START Dataset records

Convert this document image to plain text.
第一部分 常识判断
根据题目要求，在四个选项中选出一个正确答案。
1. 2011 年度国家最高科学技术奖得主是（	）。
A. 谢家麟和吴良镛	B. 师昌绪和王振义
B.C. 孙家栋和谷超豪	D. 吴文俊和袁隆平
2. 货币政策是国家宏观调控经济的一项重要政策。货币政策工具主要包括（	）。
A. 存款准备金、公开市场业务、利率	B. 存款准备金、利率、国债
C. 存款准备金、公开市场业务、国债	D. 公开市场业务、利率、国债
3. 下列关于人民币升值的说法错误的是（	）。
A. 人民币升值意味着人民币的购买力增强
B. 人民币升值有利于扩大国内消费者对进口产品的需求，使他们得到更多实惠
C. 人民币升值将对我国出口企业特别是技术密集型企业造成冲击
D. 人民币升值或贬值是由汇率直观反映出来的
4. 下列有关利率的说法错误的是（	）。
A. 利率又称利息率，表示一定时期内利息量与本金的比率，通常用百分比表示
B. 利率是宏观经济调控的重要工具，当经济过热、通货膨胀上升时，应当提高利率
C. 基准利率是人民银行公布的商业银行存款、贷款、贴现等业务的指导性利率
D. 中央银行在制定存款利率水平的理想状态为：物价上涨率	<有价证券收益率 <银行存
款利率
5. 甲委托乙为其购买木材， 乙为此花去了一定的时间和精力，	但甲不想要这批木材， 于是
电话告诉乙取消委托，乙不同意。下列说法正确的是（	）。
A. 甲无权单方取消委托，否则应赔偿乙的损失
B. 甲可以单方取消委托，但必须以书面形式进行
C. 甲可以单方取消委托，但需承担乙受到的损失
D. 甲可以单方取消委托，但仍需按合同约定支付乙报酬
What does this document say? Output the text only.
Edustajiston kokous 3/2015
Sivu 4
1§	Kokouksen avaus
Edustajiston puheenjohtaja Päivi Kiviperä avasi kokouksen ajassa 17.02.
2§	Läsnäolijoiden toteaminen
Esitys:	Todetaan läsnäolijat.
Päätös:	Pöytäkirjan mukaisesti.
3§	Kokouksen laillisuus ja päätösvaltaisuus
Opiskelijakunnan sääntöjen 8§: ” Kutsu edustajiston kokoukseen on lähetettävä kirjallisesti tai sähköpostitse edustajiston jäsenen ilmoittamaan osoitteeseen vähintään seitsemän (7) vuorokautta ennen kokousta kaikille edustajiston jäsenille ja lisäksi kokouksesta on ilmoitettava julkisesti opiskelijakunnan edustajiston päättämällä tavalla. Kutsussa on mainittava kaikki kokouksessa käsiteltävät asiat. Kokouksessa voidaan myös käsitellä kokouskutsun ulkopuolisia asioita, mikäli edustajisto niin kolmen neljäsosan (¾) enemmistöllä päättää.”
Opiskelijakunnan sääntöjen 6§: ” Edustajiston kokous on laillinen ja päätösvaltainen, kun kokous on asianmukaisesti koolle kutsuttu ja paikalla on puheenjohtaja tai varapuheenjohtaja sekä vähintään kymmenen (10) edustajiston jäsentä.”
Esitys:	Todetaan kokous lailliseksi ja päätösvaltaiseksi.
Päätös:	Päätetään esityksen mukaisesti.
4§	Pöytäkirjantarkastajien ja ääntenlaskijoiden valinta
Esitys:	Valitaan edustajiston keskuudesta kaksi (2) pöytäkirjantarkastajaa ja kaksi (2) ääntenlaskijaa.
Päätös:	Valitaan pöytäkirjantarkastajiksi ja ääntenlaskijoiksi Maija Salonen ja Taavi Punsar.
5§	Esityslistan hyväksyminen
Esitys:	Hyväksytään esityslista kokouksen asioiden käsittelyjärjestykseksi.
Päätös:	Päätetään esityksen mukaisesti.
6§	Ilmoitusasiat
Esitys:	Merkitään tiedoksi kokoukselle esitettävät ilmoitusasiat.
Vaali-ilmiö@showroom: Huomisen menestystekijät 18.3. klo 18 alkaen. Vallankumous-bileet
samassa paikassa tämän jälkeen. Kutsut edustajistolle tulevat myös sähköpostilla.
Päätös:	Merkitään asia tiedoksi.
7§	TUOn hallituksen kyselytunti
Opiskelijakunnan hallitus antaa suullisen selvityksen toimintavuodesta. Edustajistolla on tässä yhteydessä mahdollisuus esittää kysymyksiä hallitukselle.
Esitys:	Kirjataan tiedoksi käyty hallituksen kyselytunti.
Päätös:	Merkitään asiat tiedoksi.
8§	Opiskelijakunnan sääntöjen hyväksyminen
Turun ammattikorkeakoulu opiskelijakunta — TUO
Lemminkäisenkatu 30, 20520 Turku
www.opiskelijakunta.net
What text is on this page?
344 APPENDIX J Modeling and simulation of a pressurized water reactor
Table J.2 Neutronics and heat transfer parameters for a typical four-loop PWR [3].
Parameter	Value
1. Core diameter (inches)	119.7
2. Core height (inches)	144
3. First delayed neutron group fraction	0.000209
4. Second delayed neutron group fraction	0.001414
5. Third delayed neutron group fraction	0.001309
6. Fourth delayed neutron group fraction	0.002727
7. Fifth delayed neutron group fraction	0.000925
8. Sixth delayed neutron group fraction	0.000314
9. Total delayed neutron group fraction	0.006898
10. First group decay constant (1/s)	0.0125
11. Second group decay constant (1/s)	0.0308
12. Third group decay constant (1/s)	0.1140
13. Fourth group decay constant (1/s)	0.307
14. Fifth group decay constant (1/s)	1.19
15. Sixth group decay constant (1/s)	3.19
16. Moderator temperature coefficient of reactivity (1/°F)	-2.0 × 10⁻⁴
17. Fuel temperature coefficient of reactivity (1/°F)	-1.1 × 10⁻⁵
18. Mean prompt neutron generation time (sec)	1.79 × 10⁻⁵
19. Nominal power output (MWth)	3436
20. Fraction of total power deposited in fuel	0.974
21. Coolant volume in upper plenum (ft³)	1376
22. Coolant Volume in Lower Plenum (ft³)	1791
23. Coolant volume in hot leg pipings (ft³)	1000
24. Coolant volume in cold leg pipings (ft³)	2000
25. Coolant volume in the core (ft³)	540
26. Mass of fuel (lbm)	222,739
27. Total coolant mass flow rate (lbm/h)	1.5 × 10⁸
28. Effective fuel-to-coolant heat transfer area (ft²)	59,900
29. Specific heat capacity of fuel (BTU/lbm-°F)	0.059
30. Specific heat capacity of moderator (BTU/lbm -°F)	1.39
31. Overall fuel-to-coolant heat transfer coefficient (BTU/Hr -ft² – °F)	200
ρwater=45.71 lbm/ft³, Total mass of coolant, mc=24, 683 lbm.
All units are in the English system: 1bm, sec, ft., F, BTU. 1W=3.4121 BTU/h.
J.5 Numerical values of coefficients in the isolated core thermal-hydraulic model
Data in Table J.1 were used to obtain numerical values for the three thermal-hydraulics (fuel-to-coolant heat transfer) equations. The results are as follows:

END Dataset records

- **Stated exercise**: Extract all of the data shown above and repeat it verbatim.

- **Answer for this exercise**:
Convert this document image to plain text.
第一部分 常识判断
根据题目要求，在四个选项中选出一个正确答案。
1. 2011 年度国家最高科学技术奖得主是（	）。
A. 谢家麟和吴良镛	B. 师昌绪和王振义
B.C. 孙家栋和谷超豪	D. 吴文俊和袁隆平
2. 货币政策是国家宏观调控经济的一项重要政策。货币政策工具主要包括（	）。
A. 存款准备金、公开市场业务、利率	B. 存款准备金、利率、国债
C. 存款准备金、公开市场业务、国债	D. 公开市场业务、利率、国债
3. 下列关于人民币升值的说法错误的是（	）。
A. 人民币升值意味着人民币的购买力增强
B. 人民币升值有利于扩大国内消费者对进口产品的需求，使他们得到更多实惠
C. 人民币升值将对我国出口企业特别是技术密集型企业造成冲击
D. 人民币升值或贬值是由汇率直观反映出来的
4. 下列有关利率的说法错误的是（	）。
A. 利率又称利息率，表示一定时期内利息量与本金的比率，通常用百分比表示
B. 利率是宏观经济调控的重要工具，当经济过热、通货膨胀上升时，应当提高利率
C. 基准利率是人民银行公布的商业银行存款、贷款、贴现等业务的指导性利率
D. 中央银行在制定存款利率水平的理想状态为：物价上涨率	<有价证券收益率 <银行存
款利率
5. 甲委托乙为其购买木材， 乙为此花去了一定的时间和精力，	但甲不想要这批木材， 于是
电话告诉乙取消委托，乙不同意。下列说法正确的是（	）。
A. 甲无权单方取消委托，否则应赔偿乙的损失
B. 甲可以单方取消委托，但必须以书面形式进行
C. 甲可以单方取消委托，但需承担乙受到的损失
D. 甲可以单方取消委托，但仍需按合同约定支付乙报酬
What does this document say? Output the text only.
Edustajiston kokous 3/2015
Sivu 4
1§	Kokouksen avaus
Edustajiston puheenjohtaja Päivi Kiviperä avasi kokouksen ajassa 17.02.
2§	Läsnäolijoiden toteaminen
Esitys:	Todetaan läsnäolijat.
Päätös:	Pöytäkirjan mukaisesti.
3§	Kokouksen laillisuus ja päätösvaltaisuus
Opiskelijakunnan sääntöjen 8§: ” Kutsu edustajiston kokoukseen on lähetettävä kirjallisesti tai sähköpostitse edustajiston jäsenen ilmoittamaan osoitteeseen vähintään seitsemän (7) vuorokautta ennen kokousta kaikille edustajiston jäsenille ja lisäksi kokouksesta on ilmoitettava julkisesti opiskelijakunnan edustajiston päättämällä tavalla. Kutsussa on mainittava kaikki kokouksessa käsiteltävät asiat. Kokouksessa voidaan myös käsitellä kokouskutsun ulkopuolisia asioita, mikäli edustajisto niin kolmen neljäsosan (¾) enemmistöllä päättää.”
Opiskelijakunnan sääntöjen 6§: ” Edustajiston kokous on laillinen ja päätösvaltainen, kun kokous on asianmukaisesti koolle kutsuttu ja paikalla on puheenjohtaja tai varapuheenjohtaja sekä vähintään kymmenen (10) edustajiston jäsentä.”
Esitys:	Todetaan kokous lailliseksi ja päätösvaltaiseksi.
Päätös:	Päätetään esityksen mukaisesti.
4§	Pöytäkirjantarkastajien ja ääntenlaskijoiden valinta
Esitys:	Valitaan edustajiston keskuudesta kaksi (2) pöytäkirjantarkastajaa ja kaksi (2) ääntenlaskijaa.
Päätös:	Valitaan pöytäkirjantarkastajiksi ja ääntenlaskijoiksi Maija Salonen ja Taavi Punsar.
5§	Esityslistan hyväksyminen
Esitys:	Hyväksytään esityslista kokouksen asioiden käsittelyjärjestykseksi.
Päätös:	Päätetään esityksen mukaisesti.
6§	Ilmoitusasiat
Esitys:	Merkitään tiedoksi kokoukselle esitettävät ilmoitusasiat.
Vaali-ilmiö@showroom: Huomisen menestystekijät 18.3. klo 18 alkaen. Vallankumous-bileet
samassa paikassa tämän jälkeen. Kutsut edustajistolle tulevat myös sähköpostilla.
Päätös:	Merkitään asia tiedoksi.
7§	TUOn hallituksen kyselytunti
Opiskelijakunnan hallitus antaa suullisen selvityksen toimintavuodesta. Edustajistolla on tässä yhteydessä mahdollisuus esittää kysymyksiä hallitukselle.
Esitys:	Kirjataan tiedoksi käyty hallituksen kyselytunti.
Päätös:	Merkitään asiat tiedoksi.
8§	Opiskelijakunnan sääntöjen hyväksyminen
Turun ammattikorkeakoulu opiskelijakunta — TUO
Lemminkäisenkatu 30, 20520 Turku
www.opiskelijakunta.net
What text is on this page?
344 APPENDIX J Modeling and simulation of a pressurized water reactor
Table J.2 Neutronics and heat transfer parameters for a typical four-loop PWR [3].
Parameter	Value
1. Core diameter (inches)	119.7
2. Core height (inches)	144
3. First delayed neutron group fraction	0.000209
4. Second delayed neutron group fraction	0.001414
5. Third delayed neutron group fraction	0.001309
6. Fourth delayed neutron group fraction	0.002727
7. Fifth delayed neutron group fraction	0.000925
8. Sixth delayed neutron group fraction	0.000314
9. Total delayed neutron group fraction	0.006898
10. First group decay constant (1/s)	0.0125
11. Second group decay constant (1/s)	0.0308
12. Third group decay constant (1/s)	0.1140
13. Fourth group decay constant (1/s)	0.307
14. Fifth group decay constant (1/s)	1.19
15. Sixth group decay constant (1/s)	3.19
16. Moderator temperature coefficient of reactivity (1/°F)	-2.0 × 10⁻⁴
17. Fuel temperature coefficient of reactivity (1/°F)	-1.1 × 10⁻⁵
18. Mean prompt neutron generation time (sec)	1.79 × 10⁻⁵
19. Nominal power output (MWth)	3436
20. Fraction of total power deposited in fuel	0.974
21. Coolant volume in upper plenum (ft³)	1376
22. Coolant Volume in Lower Plenum (ft³)	1791
23. Coolant volume in hot leg pipings (ft³)	1000
24. Coolant volume in cold leg pipings (ft³)	2000
25. Coolant volume in the core (ft³)	540
26. Mass of fuel (lbm)	222,739
27. Total coolant mass flow rate (lbm/h)	1.5 × 10⁸
28. Effective fuel-to-coolant heat transfer area (ft²)	59,900
29. Specific heat capacity of fuel (BTU/lbm-°F)	0.059
30. Specific heat capacity of moderator (BTU/lbm -°F)	1.39
31. Overall fuel-to-coolant heat transfer coefficient (BTU/Hr -ft² – °F)	200
ρwater=45.71 lbm/ft³, Total mass of coolant, mc=24, 683 lbm.
All units are in the English system: 1bm, sec, ft., F, BTU. 1W=3.4121 BTU/h.
J.5 Numerical values of coefficients in the isolated core thermal-hydraulic model
Data in Table J.1 were used to obtain numerical values for the three thermal-hydraulics (fuel-to-coolant heat transfer) equations. The results are as follows:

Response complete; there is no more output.